Stored data:
%%
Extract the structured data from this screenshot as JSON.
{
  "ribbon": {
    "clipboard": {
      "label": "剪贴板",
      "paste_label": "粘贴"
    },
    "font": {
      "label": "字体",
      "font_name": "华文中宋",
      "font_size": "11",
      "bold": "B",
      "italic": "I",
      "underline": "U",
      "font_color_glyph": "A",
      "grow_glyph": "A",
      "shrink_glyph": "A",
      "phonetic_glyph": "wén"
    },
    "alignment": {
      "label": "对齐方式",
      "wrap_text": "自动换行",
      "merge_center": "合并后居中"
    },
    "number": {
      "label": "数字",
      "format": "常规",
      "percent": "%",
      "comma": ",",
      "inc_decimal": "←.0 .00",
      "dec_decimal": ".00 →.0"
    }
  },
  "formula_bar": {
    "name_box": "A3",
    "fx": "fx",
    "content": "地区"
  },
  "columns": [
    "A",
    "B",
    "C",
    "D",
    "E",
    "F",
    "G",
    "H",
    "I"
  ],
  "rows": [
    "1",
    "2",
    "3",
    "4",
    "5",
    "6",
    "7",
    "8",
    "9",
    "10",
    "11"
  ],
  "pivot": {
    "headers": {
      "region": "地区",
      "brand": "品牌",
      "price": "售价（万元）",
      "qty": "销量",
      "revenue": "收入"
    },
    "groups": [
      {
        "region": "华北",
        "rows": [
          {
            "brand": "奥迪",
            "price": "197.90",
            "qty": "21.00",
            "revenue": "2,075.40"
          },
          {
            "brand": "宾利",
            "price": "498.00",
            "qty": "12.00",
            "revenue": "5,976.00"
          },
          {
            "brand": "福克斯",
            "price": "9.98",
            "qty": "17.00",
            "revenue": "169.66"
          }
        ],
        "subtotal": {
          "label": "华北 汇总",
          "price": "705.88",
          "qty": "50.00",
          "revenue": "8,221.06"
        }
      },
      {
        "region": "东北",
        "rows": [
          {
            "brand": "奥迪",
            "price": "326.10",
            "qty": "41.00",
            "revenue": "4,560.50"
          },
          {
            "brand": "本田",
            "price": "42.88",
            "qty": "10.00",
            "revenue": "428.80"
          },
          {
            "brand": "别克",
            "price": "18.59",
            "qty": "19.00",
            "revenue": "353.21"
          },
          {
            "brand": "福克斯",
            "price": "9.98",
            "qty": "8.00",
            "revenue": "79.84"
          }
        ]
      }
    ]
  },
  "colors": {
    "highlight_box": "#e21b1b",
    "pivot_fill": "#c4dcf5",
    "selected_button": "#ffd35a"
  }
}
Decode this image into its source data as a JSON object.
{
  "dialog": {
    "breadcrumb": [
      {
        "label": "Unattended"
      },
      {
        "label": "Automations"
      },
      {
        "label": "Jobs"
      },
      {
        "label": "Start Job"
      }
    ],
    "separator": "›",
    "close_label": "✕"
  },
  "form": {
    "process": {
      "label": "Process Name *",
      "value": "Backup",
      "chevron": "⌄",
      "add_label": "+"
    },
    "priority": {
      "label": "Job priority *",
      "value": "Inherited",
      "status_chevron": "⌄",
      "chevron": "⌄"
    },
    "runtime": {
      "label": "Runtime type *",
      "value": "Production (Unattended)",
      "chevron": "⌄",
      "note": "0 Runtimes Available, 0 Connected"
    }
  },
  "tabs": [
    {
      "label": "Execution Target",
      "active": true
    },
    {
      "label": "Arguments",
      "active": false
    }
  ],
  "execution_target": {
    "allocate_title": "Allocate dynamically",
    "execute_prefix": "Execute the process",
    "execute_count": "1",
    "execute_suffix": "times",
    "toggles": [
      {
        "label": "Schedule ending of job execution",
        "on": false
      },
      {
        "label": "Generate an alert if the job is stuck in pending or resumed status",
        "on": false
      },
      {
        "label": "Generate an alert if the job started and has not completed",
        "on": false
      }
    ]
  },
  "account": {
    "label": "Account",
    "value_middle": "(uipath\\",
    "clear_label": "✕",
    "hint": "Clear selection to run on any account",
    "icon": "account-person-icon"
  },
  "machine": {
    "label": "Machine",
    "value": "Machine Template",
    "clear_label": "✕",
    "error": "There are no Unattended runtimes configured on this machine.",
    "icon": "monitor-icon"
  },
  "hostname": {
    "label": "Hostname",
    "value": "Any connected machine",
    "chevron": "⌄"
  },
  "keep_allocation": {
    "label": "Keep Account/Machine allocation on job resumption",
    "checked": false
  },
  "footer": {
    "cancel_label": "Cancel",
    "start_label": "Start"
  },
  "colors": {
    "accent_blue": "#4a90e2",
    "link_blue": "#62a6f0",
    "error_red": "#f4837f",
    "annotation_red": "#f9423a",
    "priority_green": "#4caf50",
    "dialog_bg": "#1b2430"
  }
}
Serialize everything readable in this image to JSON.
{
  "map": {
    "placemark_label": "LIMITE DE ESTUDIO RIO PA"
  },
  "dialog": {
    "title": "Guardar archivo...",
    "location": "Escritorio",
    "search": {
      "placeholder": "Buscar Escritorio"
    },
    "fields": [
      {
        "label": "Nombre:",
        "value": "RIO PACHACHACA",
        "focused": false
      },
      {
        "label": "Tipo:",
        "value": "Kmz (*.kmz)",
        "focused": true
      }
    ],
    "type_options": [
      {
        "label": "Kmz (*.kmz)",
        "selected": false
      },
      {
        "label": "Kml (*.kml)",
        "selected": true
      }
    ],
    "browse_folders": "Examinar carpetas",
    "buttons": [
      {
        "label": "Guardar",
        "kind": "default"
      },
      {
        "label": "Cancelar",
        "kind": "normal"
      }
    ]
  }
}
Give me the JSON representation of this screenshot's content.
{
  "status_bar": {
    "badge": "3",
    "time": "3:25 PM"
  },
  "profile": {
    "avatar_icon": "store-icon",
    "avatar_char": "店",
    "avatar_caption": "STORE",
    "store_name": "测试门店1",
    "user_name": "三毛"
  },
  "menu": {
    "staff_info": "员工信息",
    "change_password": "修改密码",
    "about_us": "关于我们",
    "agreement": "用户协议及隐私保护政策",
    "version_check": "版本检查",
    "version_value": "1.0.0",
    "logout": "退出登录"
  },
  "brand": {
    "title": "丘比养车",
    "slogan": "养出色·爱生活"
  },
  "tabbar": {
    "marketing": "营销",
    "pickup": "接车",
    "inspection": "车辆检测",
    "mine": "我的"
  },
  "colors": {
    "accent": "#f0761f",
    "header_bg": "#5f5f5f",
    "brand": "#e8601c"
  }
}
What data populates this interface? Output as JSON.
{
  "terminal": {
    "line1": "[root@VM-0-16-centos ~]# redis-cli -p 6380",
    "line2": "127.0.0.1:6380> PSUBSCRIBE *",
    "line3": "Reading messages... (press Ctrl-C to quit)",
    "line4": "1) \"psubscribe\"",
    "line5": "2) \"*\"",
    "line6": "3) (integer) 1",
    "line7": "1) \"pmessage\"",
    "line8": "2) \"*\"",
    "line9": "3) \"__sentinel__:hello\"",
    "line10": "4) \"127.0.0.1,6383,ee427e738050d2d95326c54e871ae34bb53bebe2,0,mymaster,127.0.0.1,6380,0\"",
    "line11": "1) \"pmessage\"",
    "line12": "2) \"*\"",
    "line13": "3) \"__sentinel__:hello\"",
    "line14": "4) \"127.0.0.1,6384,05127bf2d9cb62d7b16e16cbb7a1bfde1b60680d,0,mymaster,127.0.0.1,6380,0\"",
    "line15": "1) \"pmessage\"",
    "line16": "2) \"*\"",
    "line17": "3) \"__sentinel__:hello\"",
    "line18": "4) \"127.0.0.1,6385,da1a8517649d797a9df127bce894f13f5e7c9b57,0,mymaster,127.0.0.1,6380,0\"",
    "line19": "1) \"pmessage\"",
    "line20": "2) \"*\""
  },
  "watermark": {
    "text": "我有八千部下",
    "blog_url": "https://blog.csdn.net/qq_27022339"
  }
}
%%
TASK PROMPT
All of the entries should be written out again exactly.

RESULT OF THE TASK
Extract the structured data from this screenshot as JSON.
{
  "ribbon": {
    "clipboard": {
      "label": "剪贴板",
      "paste_label": "粘贴"
    },
    "font": {
      "label": "字体",
      "font_name": "华文中宋",
      "font_size": "11",
      "bold": "B",
      "italic": "I",
      "underline": "U",
      "font_color_glyph": "A",
      "grow_glyph": "A",
      "shrink_glyph": "A",
      "phonetic_glyph": "wén"
    },
    "alignment": {
      "label": "对齐方式",
      "wrap_text": "自动换行",
      "merge_center": "合并后居中"
    },
    "number": {
      "label": "数字",
      "format": "常规",
      "percent": "%",
      "comma": ",",
      "inc_decimal": "←.0 .00",
      "dec_decimal": ".00 →.0"
    }
  },
  "formula_bar": {
    "name_box": "A3",
    "fx": "fx",
    "content": "地区"
  },
  "columns": [
    "A",
    "B",
    "C",
    "D",
    "E",
    "F",
    "G",
    "H",
    "I"
  ],
  "rows": [
    "1",
    "2",
    "3",
    "4",
    "5",
    "6",
    "7",
    "8",
    "9",
    "10",
    "11"
  ],
  "pivot": {
    "headers": {
      "region": "地区",
      "brand": "品牌",
      "price": "售价（万元）",
      "qty": "销量",
      "revenue": "收入"
    },
    "groups": [
      {
        "region": "华北",
        "rows": [
          {
            "brand": "奥迪",
            "price": "197.90",
            "qty": "21.00",
            "revenue": "2,075.40"
          },
          {
            "brand": "宾利",
            "price": "498.00",
            "qty": "12.00",
            "revenue": "5,976.00"
          },
          {
            "brand": "福克斯",
            "price": "9.98",
            "qty": "17.00",
            "revenue": "169.66"
          }
        ],
        "subtotal": {
          "label": "华北 汇总",
          "price": "705.88",
          "qty": "50.00",
          "revenue": "8,221.06"
        }
      },
      {
        "region": "东北",
        "rows": [
          {
            "brand": "奥迪",
            "price": "326.10",
            "qty": "41.00",
            "revenue": "4,560.50"
          },
          {
            "brand": "本田",
            "price": "42.88",
            "qty": "10.00",
            "revenue": "428.80"
          },
          {
            "brand": "别克",
            "price": "18.59",
            "qty": "19.00",
            "revenue": "353.21"
          },
          {
            "brand": "福克斯",
            "price": "9.98",
            "qty": "8.00",
            "revenue": "79.84"
          }
        ]
      }
    ]
  },
  "colors": {
    "highlight_box": "#e21b1b",
    "pivot_fill": "#c4dcf5",
    "selected_button": "#ffd35a"
  }
}
Decode this image into its source data as a JSON object.
{
  "dialog": {
    "breadcrumb": [
      {
        "label": "Unattended"
      },
      {
        "label": "Automations"
      },
      {
        "label": "Jobs"
      },
      {
        "label": "Start Job"
      }
    ],
    "separator": "›",
    "close_label": "✕"
  },
  "form": {
    "process": {
      "label": "Process Name *",
      "value": "Backup",
      "chevron": "⌄",
      "add_label": "+"
    },
    "priority": {
      "label": "Job priority *",
      "value": "Inherited",
      "status_chevron": "⌄",
      "chevron": "⌄"
    },
    "runtime": {
      "label": "Runtime type *",
      "value": "Production (Unattended)",
      "chevron": "⌄",
      "note": "0 Runtimes Available, 0 Connected"
    }
  },
  "tabs": [
    {
      "label": "Execution Target",
      "active": true
    },
    {
      "label": "Arguments",
      "active": false
    }
  ],
  "execution_target": {
    "allocate_title": "Allocate dynamically",
    "execute_prefix": "Execute the process",
    "execute_count": "1",
    "execute_suffix": "times",
    "toggles": [
      {
        "label": "Schedule ending of job execution",
        "on": false
      },
      {
        "label": "Generate an alert if the job is stuck in pending or resumed status",
        "on": false
      },
      {
        "label": "Generate an alert if the job started and has not completed",
        "on": false
      }
    ]
  },
  "account": {
    "label": "Account",
    "value_middle": "(uipath\\",
    "clear_label": "✕",
    "hint": "Clear selection to run on any account",
    "icon": "account-person-icon"
  },
  "machine": {
    "label": "Machine",
    "value": "Machine Template",
    "clear_label": "✕",
    "error": "There are no Unattended runtimes configured on this machine.",
    "icon": "monitor-icon"
  },
  "hostname": {
    "label": "Hostname",
    "value": "Any connected machine",
    "chevron": "⌄"
  },
  "keep_allocation": {
    "label": "Keep Account/Machine allocation on job resumption",
    "checked": false
  },
  "footer": {
    "cancel_label": "Cancel",
    "start_label": "Start"
  },
  "colors": {
    "accent_blue": "#4a90e2",
    "link_blue": "#62a6f0",
    "error_red": "#f4837f",
    "annotation_red": "#f9423a",
    "priority_green": "#4caf50",
    "dialog_bg": "#1b2430"
  }
}
Serialize everything readable in this image to JSON.
{
  "map": {
    "placemark_label": "LIMITE DE ESTUDIO RIO PA"
  },
  "dialog": {
    "title": "Guardar archivo...",
    "location": "Escritorio",
    "search": {
      "placeholder": "Buscar Escritorio"
    },
    "fields": [
      {
        "label": "Nombre:",
        "value": "RIO PACHACHACA",
        "focused": false
      },
      {
        "label": "Tipo:",
        "value": "Kmz (*.kmz)",
        "focused": true
      }
    ],
    "type_options": [
      {
        "label": "Kmz (*.kmz)",
        "selected": false
      },
      {
        "label": "Kml (*.kml)",
        "selected": true
      }
    ],
    "browse_folders": "Examinar carpetas",
    "buttons": [
      {
        "label": "Guardar",
        "kind": "default"
      },
      {
        "label": "Cancelar",
        "kind": "normal"
      }
    ]
  }
}
Give me the JSON representation of this screenshot's content.
{
  "status_bar": {
    "badge": "3",
    "time": "3:25 PM"
  },
  "profile": {
    "avatar_icon": "store-icon",
    "avatar_char": "店",
    "avatar_caption": "STORE",
    "store_name": "测试门店1",
    "user_name": "三毛"
  },
  "menu": {
    "staff_info": "员工信息",
    "change_password": "修改密码",
    "about_us": "关于我们",
    "agreement": "用户协议及隐私保护政策",
    "version_check": "版本检查",
    "version_value": "1.0.0",
    "logout": "退出登录"
  },
  "brand": {
    "title": "丘比养车",
    "slogan": "养出色·爱生活"
  },
  "tabbar": {
    "marketing": "营销",
    "pickup": "接车",
    "inspection": "车辆检测",
    "mine": "我的"
  },
  "colors": {
    "accent": "#f0761f",
    "header_bg": "#5f5f5f",
    "brand": "#e8601c"
  }
}
What data populates this interface? Output as JSON.
{
  "terminal": {
    "line1": "[root@VM-0-16-centos ~]# redis-cli -p 6380",
    "line2": "127.0.0.1:6380> PSUBSCRIBE *",
    "line3": "Reading messages... (press Ctrl-C to quit)",
    "line4": "1) \"psubscribe\"",
    "line5": "2) \"*\"",
    "line6": "3) (integer) 1",
    "line7": "1) \"pmessage\"",
    "line8": "2) \"*\"",
    "line9": "3) \"__sentinel__:hello\"",
    "line10": "4) \"127.0.0.1,6383,ee427e738050d2d95326c54e871ae34bb53bebe2,0,mymaster,127.0.0.1,6380,0\"",
    "line11": "1) \"pmessage\"",
    "line12": "2) \"*\"",
    "line13": "3) \"__sentinel__:hello\"",
    "line14": "4) \"127.0.0.1,6384,05127bf2d9cb62d7b16e16cbb7a1bfde1b60680d,0,mymaster,127.0.0.1,6380,0\"",
    "line15": "1) \"pmessage\"",
    "line16": "2) \"*\"",
    "line17": "3) \"__sentinel__:hello\"",
    "line18": "4) \"127.0.0.1,6385,da1a8517649d797a9df127bce894f13f5e7c9b57,0,mymaster,127.0.0.1,6380,0\"",
    "line19": "1) \"pmessage\"",
    "line20": "2) \"*\""
  },
  "watermark": {
    "text": "我有八千部下",
    "blog_url": "https://blog.csdn.net/qq_27022339"
  }
}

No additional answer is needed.